Dataset entries on figures
* * * * * * * * *

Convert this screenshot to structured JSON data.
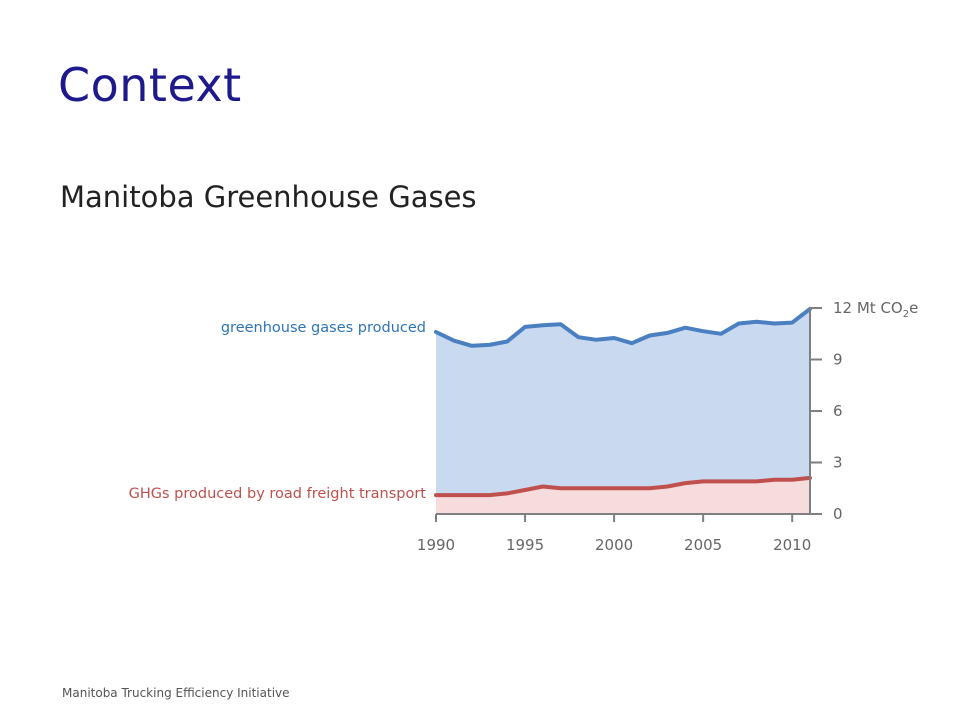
{
  "slide": {
    "title": "Context",
    "subtitle": "Manitoba Greenhouse Gases",
    "footer": "Manitoba Trucking Efficiency Initiative"
  },
  "chart_data": {
    "type": "area",
    "x": [
      1990,
      1991,
      1992,
      1993,
      1994,
      1995,
      1996,
      1997,
      1998,
      1999,
      2000,
      2001,
      2002,
      2003,
      2004,
      2005,
      2006,
      2007,
      2008,
      2009,
      2010,
      2011
    ],
    "series": [
      {
        "name": "greenhouse gases produced",
        "color": "#4a7fc1",
        "fill": "#c8d9f0",
        "values": [
          10.6,
          10.1,
          9.8,
          9.85,
          10.05,
          10.9,
          11.0,
          11.05,
          10.3,
          10.15,
          10.25,
          9.95,
          10.4,
          10.55,
          10.85,
          10.65,
          10.5,
          11.1,
          11.2,
          11.1,
          11.15,
          11.95
        ]
      },
      {
        "name": "GHGs produced by road freight transport",
        "color": "#c0504d",
        "fill": "#f6dcdc",
        "values": [
          1.1,
          1.1,
          1.1,
          1.1,
          1.2,
          1.4,
          1.6,
          1.5,
          1.5,
          1.5,
          1.5,
          1.5,
          1.5,
          1.6,
          1.8,
          1.9,
          1.9,
          1.9,
          1.9,
          2.0,
          2.0,
          2.1
        ]
      }
    ],
    "yunit_main": "12 Mt CO",
    "yunit_sub": "2",
    "yunit_tail": "e",
    "yticks": [
      "0",
      "3",
      "6",
      "9"
    ],
    "ytick_values": [
      0,
      3,
      6,
      9,
      12
    ],
    "xticks": [
      "1990",
      "1995",
      "2000",
      "2005",
      "2010"
    ],
    "xtick_values": [
      1990,
      1995,
      2000,
      2005,
      2010
    ],
    "xlim": [
      1990,
      2011
    ],
    "ylim": [
      0,
      12
    ],
    "grid": false,
    "axis_color": "#7f7f7f"
  }
}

* * * * * * * * *

The entries above should be reproduced exactly, without their pictures.

Worked solution:
Convert this screenshot to structured JSON data.
{
  "slide": {
    "title": "Context",
    "subtitle": "Manitoba Greenhouse Gases",
    "footer": "Manitoba Trucking Efficiency Initiative"
  },
  "chart_data": {
    "type": "area",
    "x": [
      1990,
      1991,
      1992,
      1993,
      1994,
      1995,
      1996,
      1997,
      1998,
      1999,
      2000,
      2001,
      2002,
      2003,
      2004,
      2005,
      2006,
      2007,
      2008,
      2009,
      2010,
      2011
    ],
    "series": [
      {
        "name": "greenhouse gases produced",
        "color": "#4a7fc1",
        "fill": "#c8d9f0",
        "values": [
          10.6,
          10.1,
          9.8,
          9.85,
          10.05,
          10.9,
          11.0,
          11.05,
          10.3,
          10.15,
          10.25,
          9.95,
          10.4,
          10.55,
          10.85,
          10.65,
          10.5,
          11.1,
          11.2,
          11.1,
          11.15,
          11.95
        ]
      },
      {
        "name": "GHGs produced by road freight transport",
        "color": "#c0504d",
        "fill": "#f6dcdc",
        "values": [
          1.1,
          1.1,
          1.1,
          1.1,
          1.2,
          1.4,
          1.6,
          1.5,
          1.5,
          1.5,
          1.5,
          1.5,
          1.5,
          1.6,
          1.8,
          1.9,
          1.9,
          1.9,
          1.9,
          2.0,
          2.0,
          2.1
        ]
      }
    ],
    "yunit_main": "12 Mt CO",
    "yunit_sub": "2",
    "yunit_tail": "e",
    "yticks": [
      "0",
      "3",
      "6",
      "9"
    ],
    "ytick_values": [
      0,
      3,
      6,
      9,
      12
    ],
    "xticks": [
      "1990",
      "1995",
      "2000",
      "2005",
      "2010"
    ],
    "xtick_values": [
      1990,
      1995,
      2000,
      2005,
      2010
    ],
    "xlim": [
      1990,
      2011
    ],
    "ylim": [
      0,
      12
    ],
    "grid": false,
    "axis_color": "#7f7f7f"
  }
}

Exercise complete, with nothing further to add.